--- Start ---
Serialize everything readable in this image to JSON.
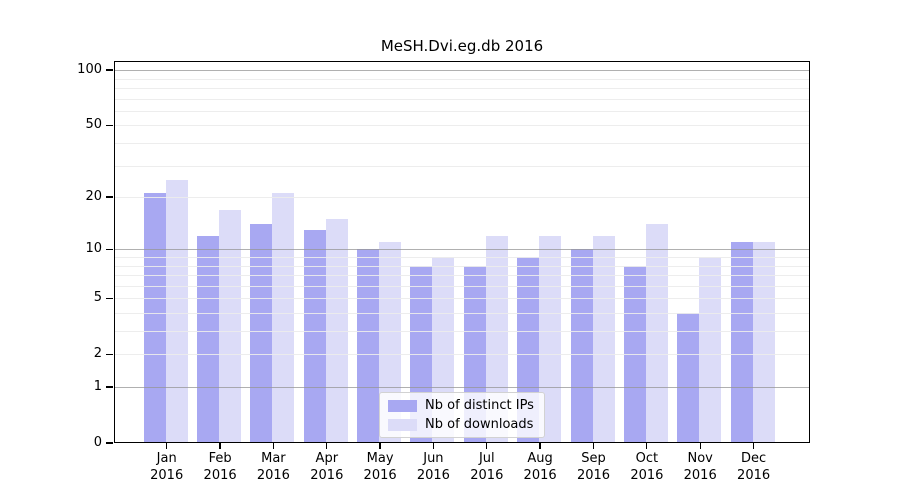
{
  "title": "MeSH.Dvi.eg.db 2016",
  "colors": {
    "bar_distinct_ips": "#a8a8f2",
    "bar_downloads": "#dcdcf8",
    "grid_major": "rgba(150,150,150,0.75)",
    "grid_minor": "rgba(235,235,235,0.92)",
    "axis": "#000000",
    "background": "#ffffff"
  },
  "legend": {
    "items": [
      {
        "label": "Nb of distinct IPs",
        "color": "#a8a8f2"
      },
      {
        "label": "Nb of downloads",
        "color": "#dcdcf8"
      }
    ]
  },
  "chart_data": {
    "type": "bar",
    "title": "MeSH.Dvi.eg.db 2016",
    "categories": [
      "Jan 2016",
      "Feb 2016",
      "Mar 2016",
      "Apr 2016",
      "May 2016",
      "Jun 2016",
      "Jul 2016",
      "Aug 2016",
      "Sep 2016",
      "Oct 2016",
      "Nov 2016",
      "Dec 2016"
    ],
    "series": [
      {
        "name": "Nb of distinct IPs",
        "values": [
          21,
          12,
          14,
          13,
          10,
          8,
          8,
          9,
          10,
          8,
          4,
          11
        ]
      },
      {
        "name": "Nb of downloads",
        "values": [
          25,
          17,
          21,
          15,
          11,
          9,
          12,
          12,
          12,
          14,
          9,
          11
        ]
      }
    ],
    "xlabel": "",
    "ylabel": "",
    "yscale": "log1p",
    "yticks": [
      0,
      1,
      2,
      5,
      10,
      20,
      50,
      100
    ],
    "ytick_major_gridlines": [
      1,
      10,
      100
    ],
    "ytick_minor_gridlines": [
      2,
      3,
      4,
      5,
      6,
      7,
      8,
      9,
      20,
      30,
      40,
      50,
      60,
      70,
      80,
      90
    ],
    "ylim": [
      0,
      112
    ],
    "grid": "horizontal",
    "legend_position": "bottom-center-inside"
  }
}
--- End ---
* Written exercise *
Scan the listing above. Collect all lines with the word "MeSH".

* Complete output *
  "title": "MeSH.Dvi.eg.db 2016",
    "title": "MeSH.Dvi.eg.db 2016",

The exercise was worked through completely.